### Set exercise
Without altering anything, repeat each of the records.

--- START OF Data shown ---

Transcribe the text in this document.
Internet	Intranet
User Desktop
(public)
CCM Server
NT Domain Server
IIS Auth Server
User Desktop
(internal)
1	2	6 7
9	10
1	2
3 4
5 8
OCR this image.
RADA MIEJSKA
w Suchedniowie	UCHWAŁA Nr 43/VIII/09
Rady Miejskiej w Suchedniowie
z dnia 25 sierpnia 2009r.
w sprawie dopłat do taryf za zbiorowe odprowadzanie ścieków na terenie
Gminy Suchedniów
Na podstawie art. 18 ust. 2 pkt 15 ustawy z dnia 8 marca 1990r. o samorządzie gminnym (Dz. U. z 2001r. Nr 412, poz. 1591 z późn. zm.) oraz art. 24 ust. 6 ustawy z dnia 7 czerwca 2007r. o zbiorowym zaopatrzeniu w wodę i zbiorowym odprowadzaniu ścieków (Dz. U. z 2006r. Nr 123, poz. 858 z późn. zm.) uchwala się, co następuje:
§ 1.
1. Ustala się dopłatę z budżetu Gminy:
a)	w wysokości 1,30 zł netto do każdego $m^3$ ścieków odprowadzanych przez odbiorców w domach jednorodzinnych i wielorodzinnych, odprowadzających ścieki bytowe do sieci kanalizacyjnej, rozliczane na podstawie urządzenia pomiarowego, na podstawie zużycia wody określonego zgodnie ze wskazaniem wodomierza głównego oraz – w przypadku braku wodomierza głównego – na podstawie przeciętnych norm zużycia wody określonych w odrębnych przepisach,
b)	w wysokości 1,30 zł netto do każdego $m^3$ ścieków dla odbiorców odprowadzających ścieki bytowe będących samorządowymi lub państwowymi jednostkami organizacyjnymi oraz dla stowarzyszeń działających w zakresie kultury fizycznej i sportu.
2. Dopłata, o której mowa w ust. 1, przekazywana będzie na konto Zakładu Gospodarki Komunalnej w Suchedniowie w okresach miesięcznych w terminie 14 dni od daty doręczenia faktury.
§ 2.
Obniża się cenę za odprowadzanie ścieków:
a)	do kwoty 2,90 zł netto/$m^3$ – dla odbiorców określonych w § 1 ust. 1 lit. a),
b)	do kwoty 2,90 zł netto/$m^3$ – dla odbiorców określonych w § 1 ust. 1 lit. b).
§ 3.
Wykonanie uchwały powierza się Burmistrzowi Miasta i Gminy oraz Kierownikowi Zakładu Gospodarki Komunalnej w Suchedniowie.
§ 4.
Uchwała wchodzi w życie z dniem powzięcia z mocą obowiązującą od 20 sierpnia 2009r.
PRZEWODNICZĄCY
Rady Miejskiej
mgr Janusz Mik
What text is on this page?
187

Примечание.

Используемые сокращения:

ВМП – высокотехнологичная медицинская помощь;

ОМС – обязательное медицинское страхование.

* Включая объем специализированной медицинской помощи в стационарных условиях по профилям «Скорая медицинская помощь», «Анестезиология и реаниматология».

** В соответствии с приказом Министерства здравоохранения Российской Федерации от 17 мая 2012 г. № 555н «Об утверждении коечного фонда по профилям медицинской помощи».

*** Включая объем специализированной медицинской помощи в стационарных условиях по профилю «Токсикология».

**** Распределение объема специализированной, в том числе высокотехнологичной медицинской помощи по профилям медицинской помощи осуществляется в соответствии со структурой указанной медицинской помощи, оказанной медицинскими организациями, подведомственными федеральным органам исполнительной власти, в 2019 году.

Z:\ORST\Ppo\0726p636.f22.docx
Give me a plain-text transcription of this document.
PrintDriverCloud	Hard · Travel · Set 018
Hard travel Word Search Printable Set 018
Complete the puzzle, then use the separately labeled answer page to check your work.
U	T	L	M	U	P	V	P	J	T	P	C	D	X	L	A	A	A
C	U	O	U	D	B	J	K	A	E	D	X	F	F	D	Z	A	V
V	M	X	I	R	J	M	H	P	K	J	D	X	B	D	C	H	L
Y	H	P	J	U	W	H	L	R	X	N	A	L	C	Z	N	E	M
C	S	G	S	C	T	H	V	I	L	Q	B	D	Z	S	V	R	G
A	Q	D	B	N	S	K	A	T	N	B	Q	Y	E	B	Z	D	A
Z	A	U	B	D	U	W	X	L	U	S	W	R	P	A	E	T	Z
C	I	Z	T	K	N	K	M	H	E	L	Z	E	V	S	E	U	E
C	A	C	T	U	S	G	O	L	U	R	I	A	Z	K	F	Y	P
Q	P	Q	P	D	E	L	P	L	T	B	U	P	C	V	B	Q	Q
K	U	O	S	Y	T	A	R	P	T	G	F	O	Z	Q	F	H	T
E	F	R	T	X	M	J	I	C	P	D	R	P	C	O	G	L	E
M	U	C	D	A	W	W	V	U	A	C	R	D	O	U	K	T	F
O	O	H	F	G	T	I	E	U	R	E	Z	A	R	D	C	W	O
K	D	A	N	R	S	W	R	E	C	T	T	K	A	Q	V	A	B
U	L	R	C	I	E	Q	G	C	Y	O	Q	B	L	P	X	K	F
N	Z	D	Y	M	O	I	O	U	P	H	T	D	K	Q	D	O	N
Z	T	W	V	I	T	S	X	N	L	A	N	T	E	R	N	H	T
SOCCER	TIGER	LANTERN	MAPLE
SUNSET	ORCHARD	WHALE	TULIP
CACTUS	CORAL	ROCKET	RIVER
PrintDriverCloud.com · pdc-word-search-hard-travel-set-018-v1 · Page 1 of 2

--- END OF Data shown ---

### Expected output
Transcribe the text in this document.
Internet	Intranet
User Desktop
(public)
CCM Server
NT Domain Server
IIS Auth Server
User Desktop
(internal)
1	2	6 7
9	10
1	2
3 4
5 8
OCR this image.
RADA MIEJSKA
w Suchedniowie	UCHWAŁA Nr 43/VIII/09
Rady Miejskiej w Suchedniowie
z dnia 25 sierpnia 2009r.
w sprawie dopłat do taryf za zbiorowe odprowadzanie ścieków na terenie
Gminy Suchedniów
Na podstawie art. 18 ust. 2 pkt 15 ustawy z dnia 8 marca 1990r. o samorządzie gminnym (Dz. U. z 2001r. Nr 412, poz. 1591 z późn. zm.) oraz art. 24 ust. 6 ustawy z dnia 7 czerwca 2007r. o zbiorowym zaopatrzeniu w wodę i zbiorowym odprowadzaniu ścieków (Dz. U. z 2006r. Nr 123, poz. 858 z późn. zm.) uchwala się, co następuje:
§ 1.
1. Ustala się dopłatę z budżetu Gminy:
a)	w wysokości 1,30 zł netto do każdego $m^3$ ścieków odprowadzanych przez odbiorców w domach jednorodzinnych i wielorodzinnych, odprowadzających ścieki bytowe do sieci kanalizacyjnej, rozliczane na podstawie urządzenia pomiarowego, na podstawie zużycia wody określonego zgodnie ze wskazaniem wodomierza głównego oraz – w przypadku braku wodomierza głównego – na podstawie przeciętnych norm zużycia wody określonych w odrębnych przepisach,
b)	w wysokości 1,30 zł netto do każdego $m^3$ ścieków dla odbiorców odprowadzających ścieki bytowe będących samorządowymi lub państwowymi jednostkami organizacyjnymi oraz dla stowarzyszeń działających w zakresie kultury fizycznej i sportu.
2. Dopłata, o której mowa w ust. 1, przekazywana będzie na konto Zakładu Gospodarki Komunalnej w Suchedniowie w okresach miesięcznych w terminie 14 dni od daty doręczenia faktury.
§ 2.
Obniża się cenę za odprowadzanie ścieków:
a)	do kwoty 2,90 zł netto/$m^3$ – dla odbiorców określonych w § 1 ust. 1 lit. a),
b)	do kwoty 2,90 zł netto/$m^3$ – dla odbiorców określonych w § 1 ust. 1 lit. b).
§ 3.
Wykonanie uchwały powierza się Burmistrzowi Miasta i Gminy oraz Kierownikowi Zakładu Gospodarki Komunalnej w Suchedniowie.
§ 4.
Uchwała wchodzi w życie z dniem powzięcia z mocą obowiązującą od 20 sierpnia 2009r.
PRZEWODNICZĄCY
Rady Miejskiej
mgr Janusz Mik
What text is on this page?
187

Примечание.

Используемые сокращения:

ВМП – высокотехнологичная медицинская помощь;

ОМС – обязательное медицинское страхование.

* Включая объем специализированной медицинской помощи в стационарных условиях по профилям «Скорая медицинская помощь», «Анестезиология и реаниматология».

** В соответствии с приказом Министерства здравоохранения Российской Федерации от 17 мая 2012 г. № 555н «Об утверждении коечного фонда по профилям медицинской помощи».

*** Включая объем специализированной медицинской помощи в стационарных условиях по профилю «Токсикология».

**** Распределение объема специализированной, в том числе высокотехнологичной медицинской помощи по профилям медицинской помощи осуществляется в соответствии со структурой указанной медицинской помощи, оказанной медицинскими организациями, подведомственными федеральным органам исполнительной власти, в 2019 году.

Z:\ORST\Ppo\0726p636.f22.docx
Give me a plain-text transcription of this document.
PrintDriverCloud	Hard · Travel · Set 018
Hard travel Word Search Printable Set 018
Complete the puzzle, then use the separately labeled answer page to check your work.
U	T	L	M	U	P	V	P	J	T	P	C	D	X	L	A	A	A
C	U	O	U	D	B	J	K	A	E	D	X	F	F	D	Z	A	V
V	M	X	I	R	J	M	H	P	K	J	D	X	B	D	C	H	L
Y	H	P	J	U	W	H	L	R	X	N	A	L	C	Z	N	E	M
C	S	G	S	C	T	H	V	I	L	Q	B	D	Z	S	V	R	G
A	Q	D	B	N	S	K	A	T	N	B	Q	Y	E	B	Z	D	A
Z	A	U	B	D	U	W	X	L	U	S	W	R	P	A	E	T	Z
C	I	Z	T	K	N	K	M	H	E	L	Z	E	V	S	E	U	E
C	A	C	T	U	S	G	O	L	U	R	I	A	Z	K	F	Y	P
Q	P	Q	P	D	E	L	P	L	T	B	U	P	C	V	B	Q	Q
K	U	O	S	Y	T	A	R	P	T	G	F	O	Z	Q	F	H	T
E	F	R	T	X	M	J	I	C	P	D	R	P	C	O	G	L	E
M	U	C	D	A	W	W	V	U	A	C	R	D	O	U	K	T	F
O	O	H	F	G	T	I	E	U	R	E	Z	A	R	D	C	W	O
K	D	A	N	R	S	W	R	E	C	T	T	K	A	Q	V	A	B
U	L	R	C	I	E	Q	G	C	Y	O	Q	B	L	P	X	K	F
N	Z	D	Y	M	O	I	O	U	P	H	T	D	K	Q	D	O	N
Z	T	W	V	I	T	S	X	N	L	A	N	T	E	R	N	H	T
SOCCER	TIGER	LANTERN	MAPLE
SUNSET	ORCHARD	WHALE	TULIP
CACTUS	CORAL	ROCKET	RIVER
PrintDriverCloud.com · pdc-word-search-hard-travel-set-018-v1 · Page 1 of 2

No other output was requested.